Problem details ->
Transcribe the listing verbatim. Do not carry over any pictures.

Extracted records:
● ● ● ● ● ● ●
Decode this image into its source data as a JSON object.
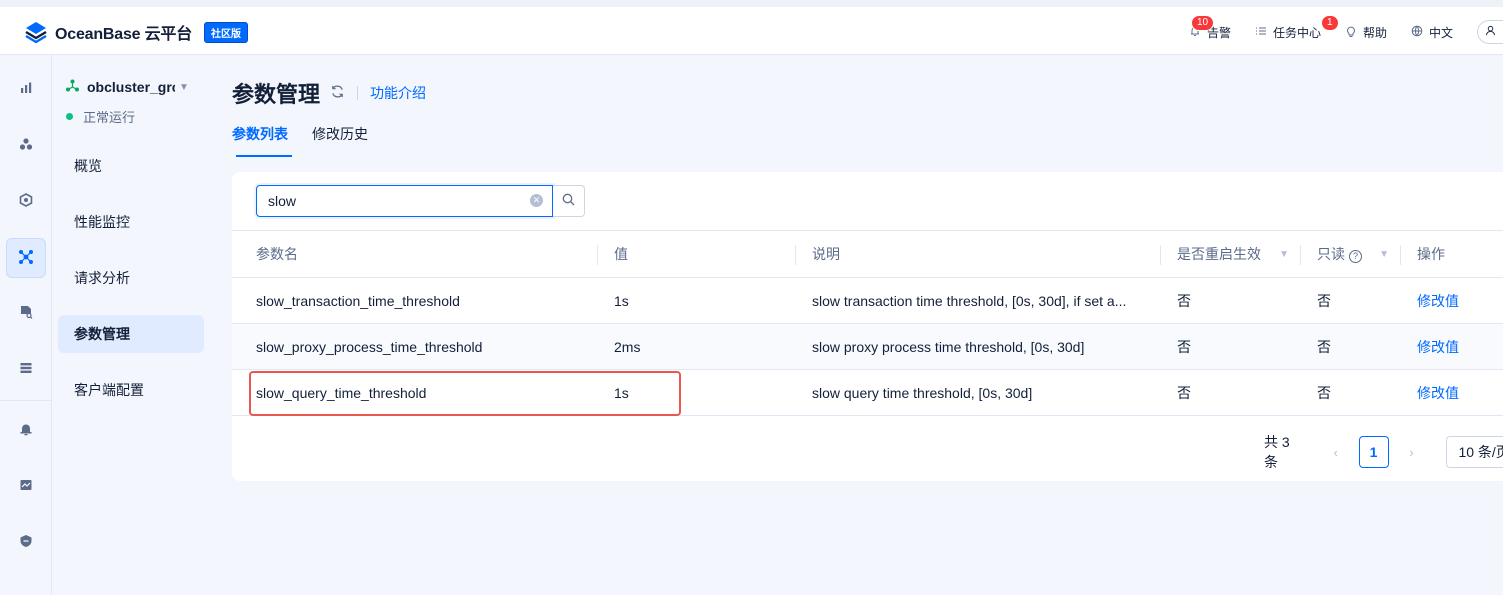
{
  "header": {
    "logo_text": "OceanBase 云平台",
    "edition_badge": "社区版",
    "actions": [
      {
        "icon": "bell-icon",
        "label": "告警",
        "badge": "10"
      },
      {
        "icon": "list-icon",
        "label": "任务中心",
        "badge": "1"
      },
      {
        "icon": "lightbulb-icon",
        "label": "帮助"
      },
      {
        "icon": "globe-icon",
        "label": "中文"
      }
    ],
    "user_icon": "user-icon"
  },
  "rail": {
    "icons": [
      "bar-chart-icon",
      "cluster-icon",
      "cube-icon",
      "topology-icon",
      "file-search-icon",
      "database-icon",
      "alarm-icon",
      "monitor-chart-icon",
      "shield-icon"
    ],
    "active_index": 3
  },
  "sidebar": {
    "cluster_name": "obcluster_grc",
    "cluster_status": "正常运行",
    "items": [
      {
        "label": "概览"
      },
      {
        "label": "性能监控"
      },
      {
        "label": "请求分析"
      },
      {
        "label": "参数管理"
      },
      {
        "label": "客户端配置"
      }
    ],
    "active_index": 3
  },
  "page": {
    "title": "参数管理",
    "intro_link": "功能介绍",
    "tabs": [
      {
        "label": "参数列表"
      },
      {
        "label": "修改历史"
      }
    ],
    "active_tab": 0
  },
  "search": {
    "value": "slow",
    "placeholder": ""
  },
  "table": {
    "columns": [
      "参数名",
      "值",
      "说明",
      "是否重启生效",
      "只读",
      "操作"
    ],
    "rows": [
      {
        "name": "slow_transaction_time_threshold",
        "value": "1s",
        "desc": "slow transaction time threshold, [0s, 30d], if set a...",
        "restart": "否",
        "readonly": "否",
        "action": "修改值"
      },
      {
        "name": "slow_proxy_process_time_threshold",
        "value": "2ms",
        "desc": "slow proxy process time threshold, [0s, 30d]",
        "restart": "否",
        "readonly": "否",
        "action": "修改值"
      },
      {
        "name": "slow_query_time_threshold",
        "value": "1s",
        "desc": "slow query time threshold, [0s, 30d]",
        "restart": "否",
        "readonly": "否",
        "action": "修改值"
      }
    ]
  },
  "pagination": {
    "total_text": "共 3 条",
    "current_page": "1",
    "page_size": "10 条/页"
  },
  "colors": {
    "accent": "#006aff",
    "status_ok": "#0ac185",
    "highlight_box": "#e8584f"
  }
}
● ● ● ● ● ● ●
Answer in full ->
Decode this image into its source data as a JSON object.
{
  "header": {
    "logo_text": "OceanBase 云平台",
    "edition_badge": "社区版",
    "actions": [
      {
        "icon": "bell-icon",
        "label": "告警",
        "badge": "10"
      },
      {
        "icon": "list-icon",
        "label": "任务中心",
        "badge": "1"
      },
      {
        "icon": "lightbulb-icon",
        "label": "帮助"
      },
      {
        "icon": "globe-icon",
        "label": "中文"
      }
    ],
    "user_icon": "user-icon"
  },
  "rail": {
    "icons": [
      "bar-chart-icon",
      "cluster-icon",
      "cube-icon",
      "topology-icon",
      "file-search-icon",
      "database-icon",
      "alarm-icon",
      "monitor-chart-icon",
      "shield-icon"
    ],
    "active_index": 3
  },
  "sidebar": {
    "cluster_name": "obcluster_grc",
    "cluster_status": "正常运行",
    "items": [
      {
        "label": "概览"
      },
      {
        "label": "性能监控"
      },
      {
        "label": "请求分析"
      },
      {
        "label": "参数管理"
      },
      {
        "label": "客户端配置"
      }
    ],
    "active_index": 3
  },
  "page": {
    "title": "参数管理",
    "intro_link": "功能介绍",
    "tabs": [
      {
        "label": "参数列表"
      },
      {
        "label": "修改历史"
      }
    ],
    "active_tab": 0
  },
  "search": {
    "value": "slow",
    "placeholder": ""
  },
  "table": {
    "columns": [
      "参数名",
      "值",
      "说明",
      "是否重启生效",
      "只读",
      "操作"
    ],
    "rows": [
      {
        "name": "slow_transaction_time_threshold",
        "value": "1s",
        "desc": "slow transaction time threshold, [0s, 30d], if set a...",
        "restart": "否",
        "readonly": "否",
        "action": "修改值"
      },
      {
        "name": "slow_proxy_process_time_threshold",
        "value": "2ms",
        "desc": "slow proxy process time threshold, [0s, 30d]",
        "restart": "否",
        "readonly": "否",
        "action": "修改值"
      },
      {
        "name": "slow_query_time_threshold",
        "value": "1s",
        "desc": "slow query time threshold, [0s, 30d]",
        "restart": "否",
        "readonly": "否",
        "action": "修改值"
      }
    ]
  },
  "pagination": {
    "total_text": "共 3 条",
    "current_page": "1",
    "page_size": "10 条/页"
  },
  "colors": {
    "accent": "#006aff",
    "status_ok": "#0ac185",
    "highlight_box": "#e8584f"
  }
}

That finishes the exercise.